++++ Task inputs
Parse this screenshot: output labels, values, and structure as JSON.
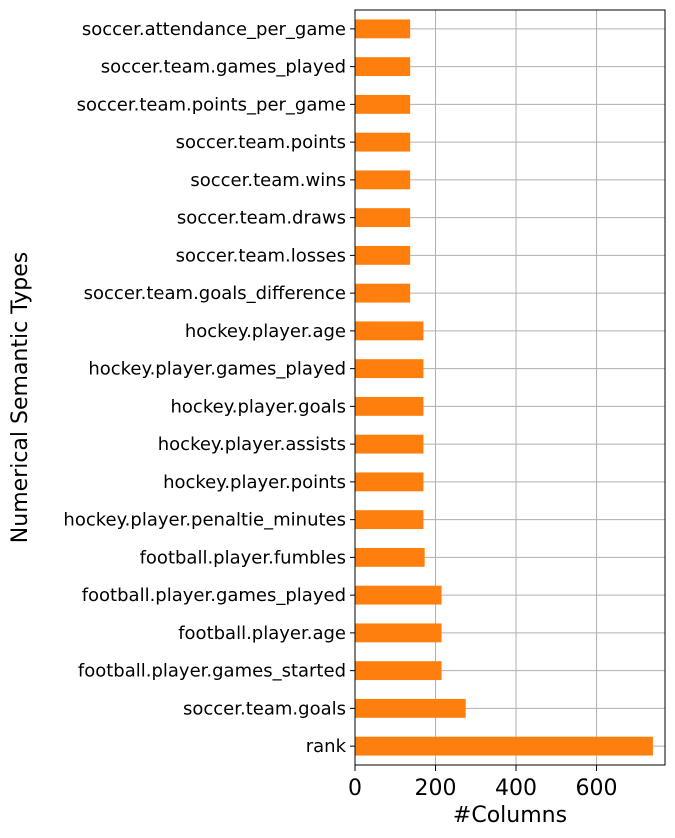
{
  "chart_data": {
    "type": "bar",
    "orientation": "horizontal",
    "xlabel": "#Columns",
    "ylabel": "Numerical Semantic Types",
    "xlim": [
      0,
      770
    ],
    "xticks": [
      0,
      200,
      400,
      600
    ],
    "grid": true,
    "bar_color": "#ff7f0e",
    "categories": [
      "soccer.attendance_per_game",
      "soccer.team.games_played",
      "soccer.team.points_per_game",
      "soccer.team.points",
      "soccer.team.wins",
      "soccer.team.draws",
      "soccer.team.losses",
      "soccer.team.goals_difference",
      "hockey.player.age",
      "hockey.player.games_played",
      "hockey.player.goals",
      "hockey.player.assists",
      "hockey.player.points",
      "hockey.player.penaltie_minutes",
      "football.player.fumbles",
      "football.player.games_played",
      "football.player.age",
      "football.player.games_started",
      "soccer.team.goals",
      "rank"
    ],
    "values": [
      137,
      137,
      137,
      137,
      137,
      137,
      137,
      137,
      170,
      170,
      170,
      170,
      170,
      170,
      173,
      215,
      215,
      215,
      275,
      740
    ]
  }
}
++++++++
## Aim of the exercise
Leave the pictures out, and print every line of the listing exactly as written.

## Task solution
Parse this screenshot: output labels, values, and structure as JSON.
{
  "chart_data": {
    "type": "bar",
    "orientation": "horizontal",
    "xlabel": "#Columns",
    "ylabel": "Numerical Semantic Types",
    "xlim": [
      0,
      770
    ],
    "xticks": [
      0,
      200,
      400,
      600
    ],
    "grid": true,
    "bar_color": "#ff7f0e",
    "categories": [
      "soccer.attendance_per_game",
      "soccer.team.games_played",
      "soccer.team.points_per_game",
      "soccer.team.points",
      "soccer.team.wins",
      "soccer.team.draws",
      "soccer.team.losses",
      "soccer.team.goals_difference",
      "hockey.player.age",
      "hockey.player.games_played",
      "hockey.player.goals",
      "hockey.player.assists",
      "hockey.player.points",
      "hockey.player.penaltie_minutes",
      "football.player.fumbles",
      "football.player.games_played",
      "football.player.age",
      "football.player.games_started",
      "soccer.team.goals",
      "rank"
    ],
    "values": [
      137,
      137,
      137,
      137,
      137,
      137,
      137,
      137,
      170,
      170,
      170,
      170,
      170,
      170,
      173,
      215,
      215,
      215,
      275,
      740
    ]
  }
}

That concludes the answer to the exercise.